- WRITTEN TASK
Repeat the records below exactly, leaving out every picture.

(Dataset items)
———

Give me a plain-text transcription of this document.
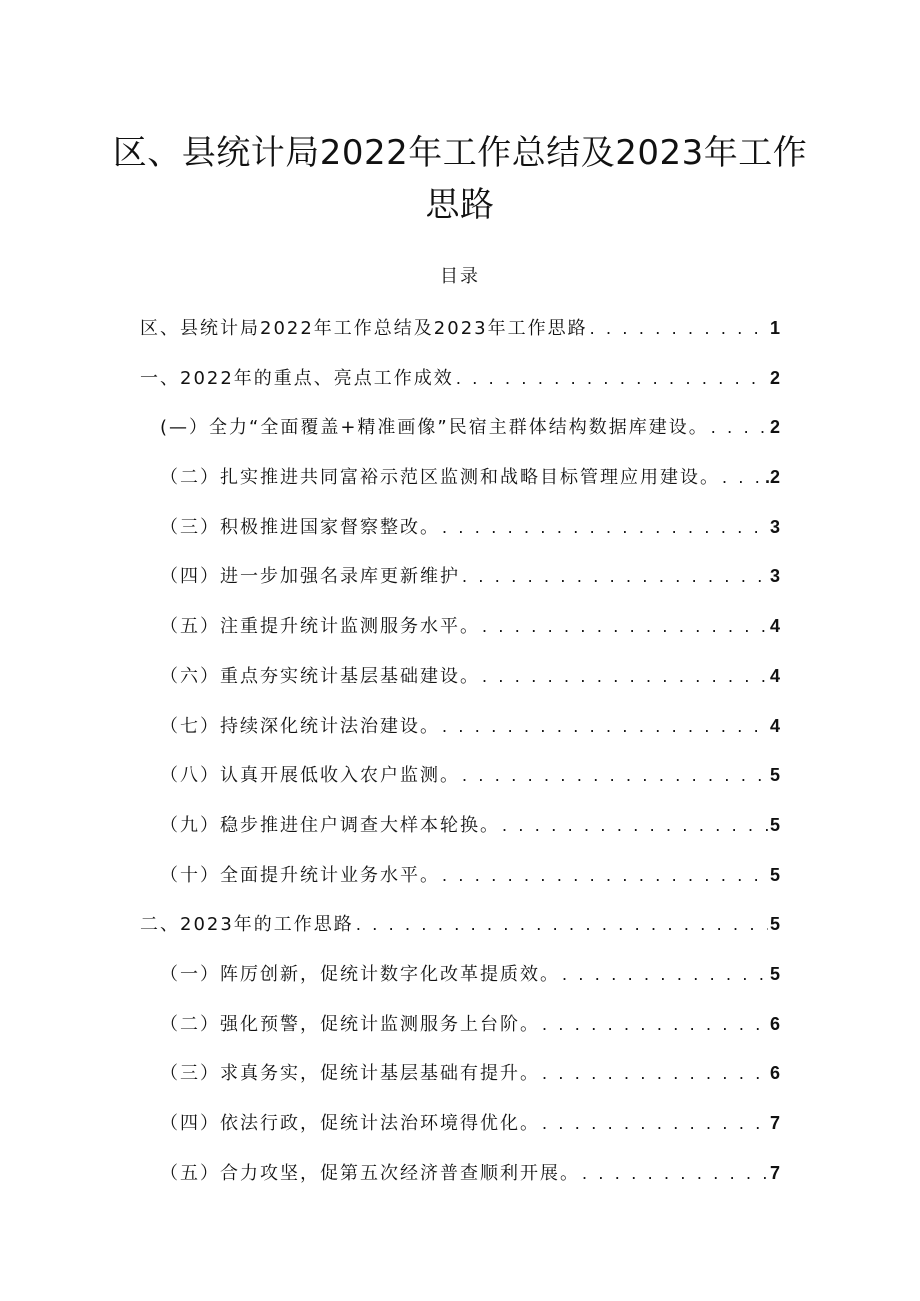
区、县统计局2022年工作总结及2023年工作思路
目录
区、县统计局2022年工作总结及2023年工作思路 . . .	1
一、2022年的重点、亮点工作成效 . . .	2
(—）全力“全面覆盖+精准画像”民宿主群体结构数据库建设。 . . .	2
（二）扎实推进共同富裕示范区监测和战略目标管理应用建设。 . . . .2
（三）积极推进国家督察整改。 . . .	3
（四）进一步加强名录库更新维护 . . .	3
（五）注重提升统计监测服务水平。 . . .	4
（六）重点夯实统计基层基础建设。 . . .	4
（七）持续深化统计法治建设。 . . .	4
（八）认真开展低收入农户监测。 . . .	5
（九）稳步推进住户调查大样本轮换。 . . .	5
（十）全面提升统计业务水平。 . . .	5
二、2023年的工作思路 . . .	5
（一）阵厉创新，促统计数字化改革提质效。 . . .	5
（二）强化预警，促统计监测服务上台阶。 . . .	6
（三）求真务实，促统计基层基础有提升。 . . .	6
（四）依法行政，促统计法治环境得优化。 . . .	7
（五）合力攻坚，促第五次经济普查顺利开展。 . . .	7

———

- WRITTEN RESPONSE
Give me a plain-text transcription of this document.
区、县统计局2022年工作总结及2023年工作思路
目录
区、县统计局2022年工作总结及2023年工作思路 . . .	1
一、2022年的重点、亮点工作成效 . . .	2
(—）全力“全面覆盖+精准画像”民宿主群体结构数据库建设。 . . .	2
（二）扎实推进共同富裕示范区监测和战略目标管理应用建设。 . . . .2
（三）积极推进国家督察整改。 . . .	3
（四）进一步加强名录库更新维护 . . .	3
（五）注重提升统计监测服务水平。 . . .	4
（六）重点夯实统计基层基础建设。 . . .	4
（七）持续深化统计法治建设。 . . .	4
（八）认真开展低收入农户监测。 . . .	5
（九）稳步推进住户调查大样本轮换。 . . .	5
（十）全面提升统计业务水平。 . . .	5
二、2023年的工作思路 . . .	5
（一）阵厉创新，促统计数字化改革提质效。 . . .	5
（二）强化预警，促统计监测服务上台阶。 . . .	6
（三）求真务实，促统计基层基础有提升。 . . .	6
（四）依法行政，促统计法治环境得优化。 . . .	7
（五）合力攻坚，促第五次经济普查顺利开展。 . . .	7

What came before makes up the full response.